**Exercise prompt:** State how many lines in the records below contain the string "我要抢单". Reply with the number only.

**The input:**
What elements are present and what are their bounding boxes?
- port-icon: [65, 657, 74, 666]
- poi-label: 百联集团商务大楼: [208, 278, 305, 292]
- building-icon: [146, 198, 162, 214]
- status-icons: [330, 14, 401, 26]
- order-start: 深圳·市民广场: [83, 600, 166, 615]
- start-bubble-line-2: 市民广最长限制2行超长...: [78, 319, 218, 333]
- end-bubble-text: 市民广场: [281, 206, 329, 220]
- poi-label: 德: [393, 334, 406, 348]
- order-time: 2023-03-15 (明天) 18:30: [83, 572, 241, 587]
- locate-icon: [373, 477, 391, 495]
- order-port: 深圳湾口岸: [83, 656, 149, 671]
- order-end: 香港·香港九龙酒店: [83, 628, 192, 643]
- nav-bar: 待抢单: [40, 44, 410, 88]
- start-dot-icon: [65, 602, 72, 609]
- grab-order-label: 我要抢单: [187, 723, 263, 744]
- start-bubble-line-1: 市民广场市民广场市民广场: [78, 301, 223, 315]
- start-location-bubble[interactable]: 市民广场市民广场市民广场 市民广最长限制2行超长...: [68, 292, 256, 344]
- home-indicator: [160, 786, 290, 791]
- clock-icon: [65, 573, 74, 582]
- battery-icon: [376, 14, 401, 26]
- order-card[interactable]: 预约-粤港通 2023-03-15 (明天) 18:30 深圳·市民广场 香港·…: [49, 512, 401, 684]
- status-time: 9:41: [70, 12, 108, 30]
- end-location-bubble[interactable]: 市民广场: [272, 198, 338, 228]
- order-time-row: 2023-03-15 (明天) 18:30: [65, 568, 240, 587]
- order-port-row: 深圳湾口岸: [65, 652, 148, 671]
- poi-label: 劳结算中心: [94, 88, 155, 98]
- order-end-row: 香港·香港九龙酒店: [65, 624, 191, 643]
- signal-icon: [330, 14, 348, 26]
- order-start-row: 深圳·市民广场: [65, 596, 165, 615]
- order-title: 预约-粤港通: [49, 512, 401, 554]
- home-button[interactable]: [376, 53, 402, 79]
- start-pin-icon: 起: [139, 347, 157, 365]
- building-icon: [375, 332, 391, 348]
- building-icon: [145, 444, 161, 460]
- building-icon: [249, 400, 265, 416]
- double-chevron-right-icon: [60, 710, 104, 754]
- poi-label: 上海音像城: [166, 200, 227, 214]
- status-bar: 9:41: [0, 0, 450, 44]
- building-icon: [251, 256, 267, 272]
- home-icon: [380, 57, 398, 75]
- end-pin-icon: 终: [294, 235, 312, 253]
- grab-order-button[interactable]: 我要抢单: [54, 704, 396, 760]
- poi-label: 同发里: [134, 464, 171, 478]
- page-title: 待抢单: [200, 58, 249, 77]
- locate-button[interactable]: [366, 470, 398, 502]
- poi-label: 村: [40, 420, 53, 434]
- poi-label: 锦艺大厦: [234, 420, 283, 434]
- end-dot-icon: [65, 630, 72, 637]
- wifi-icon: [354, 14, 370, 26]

**Result of this exercise:** 2